Selection:
SEMICONDUCTOR STRUCTURE AND METHOD FOR MANUFACTURING THE SAME
A semiconductor structure and the method for manufacturing the same, wherein the structure comprising a semiconductor substrate: a flash memory device formed on the semiconductor substrate; wherein the flash memory device comprising: a channel region formed on the semiconductor substrate; a gate stack structure formed on the channel region; wherein the gate stack structure comprises: a first gate dielectric layer formed on the channel region; a first conductive layer formed on the first gate dielectric layer; a second gate dielectric layer formed on the first conductive layer; a second conductive layer formed on the second gate dielectric layer; a heavily doped first-conduction-type region and a heavily doped second-conduction-type region at both sides of the channel region respectively, wherein the first conduction type is opposite to the second conduction type in the type of conduction.
The present application is a Section 371 National Stage Application of International Application No. PCT/CN2011/071250, filed on Feb. 24, 2011, which claims the priority of Chinese Patent Application No. 201010181638.1, filed on May 19, 2010. The entire disclosures of both the Chinese application and the PCT application are incorporated herein by reference.
FIELD OF THE INVENTIONThe present invention relates to semiconductor manufacturing technology, and particularly to a Tunneling Field Effect Transistor (TFET) structure and a method for manufacturing the same.

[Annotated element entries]
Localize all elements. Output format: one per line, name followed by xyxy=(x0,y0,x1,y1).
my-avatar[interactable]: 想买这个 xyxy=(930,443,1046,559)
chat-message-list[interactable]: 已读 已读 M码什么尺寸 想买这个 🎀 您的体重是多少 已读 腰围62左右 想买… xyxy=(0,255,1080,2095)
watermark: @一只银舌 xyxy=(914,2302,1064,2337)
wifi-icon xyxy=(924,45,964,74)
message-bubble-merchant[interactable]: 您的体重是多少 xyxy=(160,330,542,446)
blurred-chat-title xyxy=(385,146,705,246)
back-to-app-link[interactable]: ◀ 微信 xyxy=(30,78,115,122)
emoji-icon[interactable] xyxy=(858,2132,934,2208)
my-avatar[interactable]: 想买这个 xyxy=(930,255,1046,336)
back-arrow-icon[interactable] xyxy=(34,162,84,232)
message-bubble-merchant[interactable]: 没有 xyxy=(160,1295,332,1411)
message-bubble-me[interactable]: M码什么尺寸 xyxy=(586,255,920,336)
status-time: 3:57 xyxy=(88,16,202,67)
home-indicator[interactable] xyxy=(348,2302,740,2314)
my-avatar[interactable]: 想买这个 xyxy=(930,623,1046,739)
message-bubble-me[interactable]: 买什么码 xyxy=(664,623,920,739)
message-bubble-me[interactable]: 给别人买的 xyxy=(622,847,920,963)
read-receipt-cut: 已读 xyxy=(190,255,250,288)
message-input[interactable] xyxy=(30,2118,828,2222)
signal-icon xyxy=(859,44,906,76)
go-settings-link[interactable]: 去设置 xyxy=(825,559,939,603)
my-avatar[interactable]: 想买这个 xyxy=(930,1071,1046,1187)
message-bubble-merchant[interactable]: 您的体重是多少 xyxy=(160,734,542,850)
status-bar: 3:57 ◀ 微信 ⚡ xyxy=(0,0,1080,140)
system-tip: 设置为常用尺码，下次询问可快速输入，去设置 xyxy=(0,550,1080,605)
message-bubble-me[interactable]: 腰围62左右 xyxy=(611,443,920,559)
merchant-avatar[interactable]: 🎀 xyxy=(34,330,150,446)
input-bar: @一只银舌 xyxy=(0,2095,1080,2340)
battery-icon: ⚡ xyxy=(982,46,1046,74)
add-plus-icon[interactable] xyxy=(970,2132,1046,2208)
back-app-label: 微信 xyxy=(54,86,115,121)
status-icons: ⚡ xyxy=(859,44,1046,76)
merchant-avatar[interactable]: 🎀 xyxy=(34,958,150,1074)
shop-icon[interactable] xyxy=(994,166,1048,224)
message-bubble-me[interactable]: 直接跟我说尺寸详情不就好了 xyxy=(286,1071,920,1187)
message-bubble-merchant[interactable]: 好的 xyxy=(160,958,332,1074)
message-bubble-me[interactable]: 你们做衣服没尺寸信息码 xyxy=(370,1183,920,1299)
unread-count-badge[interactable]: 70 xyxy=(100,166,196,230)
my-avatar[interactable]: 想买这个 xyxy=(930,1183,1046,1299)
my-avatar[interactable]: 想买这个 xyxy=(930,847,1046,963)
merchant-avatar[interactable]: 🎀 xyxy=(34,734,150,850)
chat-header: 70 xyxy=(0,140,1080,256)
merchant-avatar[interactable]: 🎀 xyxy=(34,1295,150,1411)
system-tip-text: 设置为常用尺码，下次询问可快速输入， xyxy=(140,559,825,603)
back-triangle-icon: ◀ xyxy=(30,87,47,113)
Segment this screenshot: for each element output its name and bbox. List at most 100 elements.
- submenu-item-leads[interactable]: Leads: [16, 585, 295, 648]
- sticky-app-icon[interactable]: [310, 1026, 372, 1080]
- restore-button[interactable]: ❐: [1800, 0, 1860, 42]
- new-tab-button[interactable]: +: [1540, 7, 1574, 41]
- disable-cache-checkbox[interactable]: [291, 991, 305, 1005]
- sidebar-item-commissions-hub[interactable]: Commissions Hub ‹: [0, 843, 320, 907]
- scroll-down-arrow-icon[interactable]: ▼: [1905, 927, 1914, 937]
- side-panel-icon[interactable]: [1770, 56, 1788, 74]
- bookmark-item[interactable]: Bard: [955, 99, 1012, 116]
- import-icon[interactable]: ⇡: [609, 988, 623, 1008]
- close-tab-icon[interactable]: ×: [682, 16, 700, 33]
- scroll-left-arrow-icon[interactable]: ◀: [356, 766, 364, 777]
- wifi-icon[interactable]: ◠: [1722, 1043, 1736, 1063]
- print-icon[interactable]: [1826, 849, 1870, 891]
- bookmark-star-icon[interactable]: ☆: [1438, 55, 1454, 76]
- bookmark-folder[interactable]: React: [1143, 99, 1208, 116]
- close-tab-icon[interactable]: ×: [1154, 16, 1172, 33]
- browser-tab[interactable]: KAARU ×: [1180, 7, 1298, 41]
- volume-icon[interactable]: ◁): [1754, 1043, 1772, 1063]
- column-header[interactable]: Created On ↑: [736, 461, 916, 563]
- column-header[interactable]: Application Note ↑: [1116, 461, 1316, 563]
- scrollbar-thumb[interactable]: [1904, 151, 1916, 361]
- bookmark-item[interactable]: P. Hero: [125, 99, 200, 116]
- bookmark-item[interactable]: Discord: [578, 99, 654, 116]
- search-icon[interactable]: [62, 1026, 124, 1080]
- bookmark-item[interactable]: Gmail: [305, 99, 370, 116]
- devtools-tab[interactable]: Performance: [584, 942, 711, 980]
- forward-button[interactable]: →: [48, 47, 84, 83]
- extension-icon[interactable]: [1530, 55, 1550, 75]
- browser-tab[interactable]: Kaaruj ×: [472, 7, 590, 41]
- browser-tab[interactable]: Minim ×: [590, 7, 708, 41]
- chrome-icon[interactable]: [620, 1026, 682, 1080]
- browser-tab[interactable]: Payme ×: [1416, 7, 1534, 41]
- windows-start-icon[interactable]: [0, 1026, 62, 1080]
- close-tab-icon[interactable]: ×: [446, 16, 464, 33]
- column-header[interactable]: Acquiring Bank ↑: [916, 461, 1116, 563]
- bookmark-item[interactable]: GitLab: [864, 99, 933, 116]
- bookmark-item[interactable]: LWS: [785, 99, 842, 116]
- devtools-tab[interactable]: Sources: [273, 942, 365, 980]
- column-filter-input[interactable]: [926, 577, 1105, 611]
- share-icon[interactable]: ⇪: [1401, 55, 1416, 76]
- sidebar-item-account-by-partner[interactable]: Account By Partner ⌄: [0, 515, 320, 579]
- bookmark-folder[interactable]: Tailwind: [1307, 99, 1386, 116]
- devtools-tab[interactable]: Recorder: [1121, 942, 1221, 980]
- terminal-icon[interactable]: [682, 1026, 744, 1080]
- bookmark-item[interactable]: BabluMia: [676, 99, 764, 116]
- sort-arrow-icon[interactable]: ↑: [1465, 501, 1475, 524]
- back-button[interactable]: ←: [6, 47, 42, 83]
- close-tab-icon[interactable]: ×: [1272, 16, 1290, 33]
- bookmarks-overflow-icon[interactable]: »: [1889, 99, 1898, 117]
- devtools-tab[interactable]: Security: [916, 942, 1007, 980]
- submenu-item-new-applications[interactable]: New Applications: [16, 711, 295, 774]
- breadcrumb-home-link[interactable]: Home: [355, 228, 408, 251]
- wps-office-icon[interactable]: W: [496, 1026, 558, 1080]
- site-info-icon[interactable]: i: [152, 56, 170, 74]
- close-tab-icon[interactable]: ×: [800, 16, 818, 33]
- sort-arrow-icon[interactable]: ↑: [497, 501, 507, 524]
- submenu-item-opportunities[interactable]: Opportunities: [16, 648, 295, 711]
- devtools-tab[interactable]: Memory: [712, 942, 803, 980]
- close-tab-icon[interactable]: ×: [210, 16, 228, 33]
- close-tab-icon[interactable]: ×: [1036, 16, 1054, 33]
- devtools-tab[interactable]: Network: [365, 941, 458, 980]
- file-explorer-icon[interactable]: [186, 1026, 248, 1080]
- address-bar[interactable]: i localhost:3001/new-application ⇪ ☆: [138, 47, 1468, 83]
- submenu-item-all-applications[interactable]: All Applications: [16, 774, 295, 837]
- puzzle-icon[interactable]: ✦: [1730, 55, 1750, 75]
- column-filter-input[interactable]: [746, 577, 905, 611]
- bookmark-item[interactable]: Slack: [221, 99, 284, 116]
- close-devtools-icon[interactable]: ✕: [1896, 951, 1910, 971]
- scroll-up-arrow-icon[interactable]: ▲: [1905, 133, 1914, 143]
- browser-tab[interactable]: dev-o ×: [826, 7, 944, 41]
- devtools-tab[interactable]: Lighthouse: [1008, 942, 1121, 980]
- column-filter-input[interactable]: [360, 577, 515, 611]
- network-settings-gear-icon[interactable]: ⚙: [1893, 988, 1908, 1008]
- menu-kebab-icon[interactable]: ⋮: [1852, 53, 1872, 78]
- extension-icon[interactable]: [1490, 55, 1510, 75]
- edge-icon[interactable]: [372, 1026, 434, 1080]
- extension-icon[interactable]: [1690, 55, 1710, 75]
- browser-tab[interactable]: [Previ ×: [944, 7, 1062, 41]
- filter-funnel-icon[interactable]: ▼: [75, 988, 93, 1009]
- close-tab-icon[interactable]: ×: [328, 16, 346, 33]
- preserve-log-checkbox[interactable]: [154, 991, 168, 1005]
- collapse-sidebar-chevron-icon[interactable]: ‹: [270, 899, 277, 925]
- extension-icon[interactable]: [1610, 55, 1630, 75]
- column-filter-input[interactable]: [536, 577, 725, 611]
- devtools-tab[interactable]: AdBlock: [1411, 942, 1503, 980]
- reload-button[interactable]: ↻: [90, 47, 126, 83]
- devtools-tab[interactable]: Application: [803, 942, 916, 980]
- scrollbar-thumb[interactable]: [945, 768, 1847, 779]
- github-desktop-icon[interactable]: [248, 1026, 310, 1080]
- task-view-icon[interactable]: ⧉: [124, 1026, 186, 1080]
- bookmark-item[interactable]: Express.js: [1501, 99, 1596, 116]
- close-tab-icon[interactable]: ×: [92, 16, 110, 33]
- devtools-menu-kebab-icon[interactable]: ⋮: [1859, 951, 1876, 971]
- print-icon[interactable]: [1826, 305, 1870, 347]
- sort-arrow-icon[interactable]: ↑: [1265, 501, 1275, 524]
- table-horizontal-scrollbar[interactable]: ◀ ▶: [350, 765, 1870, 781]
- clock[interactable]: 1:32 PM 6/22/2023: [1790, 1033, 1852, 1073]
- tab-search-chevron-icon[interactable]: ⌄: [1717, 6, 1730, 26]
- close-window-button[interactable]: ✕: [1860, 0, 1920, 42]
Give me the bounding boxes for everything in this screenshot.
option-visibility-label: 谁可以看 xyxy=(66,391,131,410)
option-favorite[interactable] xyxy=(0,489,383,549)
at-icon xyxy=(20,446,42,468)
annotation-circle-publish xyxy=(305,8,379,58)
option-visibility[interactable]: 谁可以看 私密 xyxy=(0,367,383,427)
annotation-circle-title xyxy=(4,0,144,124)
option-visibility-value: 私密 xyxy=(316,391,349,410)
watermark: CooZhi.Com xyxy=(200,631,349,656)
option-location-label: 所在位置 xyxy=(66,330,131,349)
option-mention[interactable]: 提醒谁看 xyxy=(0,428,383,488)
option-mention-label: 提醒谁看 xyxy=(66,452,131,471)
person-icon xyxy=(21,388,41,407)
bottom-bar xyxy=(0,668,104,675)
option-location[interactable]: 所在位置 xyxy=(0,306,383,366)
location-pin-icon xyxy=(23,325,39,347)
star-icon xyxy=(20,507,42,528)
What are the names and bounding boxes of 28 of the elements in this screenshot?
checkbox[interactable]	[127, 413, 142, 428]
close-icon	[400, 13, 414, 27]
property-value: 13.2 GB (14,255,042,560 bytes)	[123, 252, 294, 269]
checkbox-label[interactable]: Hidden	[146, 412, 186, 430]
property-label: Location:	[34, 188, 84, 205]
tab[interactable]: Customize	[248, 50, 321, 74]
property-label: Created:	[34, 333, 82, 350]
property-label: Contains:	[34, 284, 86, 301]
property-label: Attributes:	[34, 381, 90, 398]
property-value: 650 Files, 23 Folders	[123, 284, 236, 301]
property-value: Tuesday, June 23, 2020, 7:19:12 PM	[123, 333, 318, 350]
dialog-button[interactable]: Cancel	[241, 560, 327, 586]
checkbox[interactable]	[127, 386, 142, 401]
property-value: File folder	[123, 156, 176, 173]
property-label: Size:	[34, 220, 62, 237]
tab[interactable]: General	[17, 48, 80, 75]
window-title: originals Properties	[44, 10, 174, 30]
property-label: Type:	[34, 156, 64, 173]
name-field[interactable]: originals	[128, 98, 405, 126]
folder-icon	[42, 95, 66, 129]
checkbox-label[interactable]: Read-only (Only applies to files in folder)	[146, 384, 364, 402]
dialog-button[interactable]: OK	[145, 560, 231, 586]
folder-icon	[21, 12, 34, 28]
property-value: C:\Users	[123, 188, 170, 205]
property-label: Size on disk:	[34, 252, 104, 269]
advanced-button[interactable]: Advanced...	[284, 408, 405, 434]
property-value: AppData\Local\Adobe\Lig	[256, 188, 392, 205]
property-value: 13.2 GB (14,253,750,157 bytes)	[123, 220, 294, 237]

Work to complete: Reproduce the passage of the semiconductor patent text between "The present application" and "manufacturing the same.", inclusive, word for word. The entries above were drawn from a different source.

Final result:
The present application is a Section 371 National Stage Application of International Application No. PCT/CN2011/071250, filed on Feb. 24, 2011, which claims the priority of Chinese Patent Application No. 201010181638.1, filed on May 19, 2010. The entire disclosures of both the Chinese application and the PCT application are incorporated herein by reference.
FIELD OF THE INVENTIONThe present invention relates to semiconductor manufacturing technology, and particularly to a Tunneling Field Effect Transistor (TFET) structure and a method for manufacturing the same.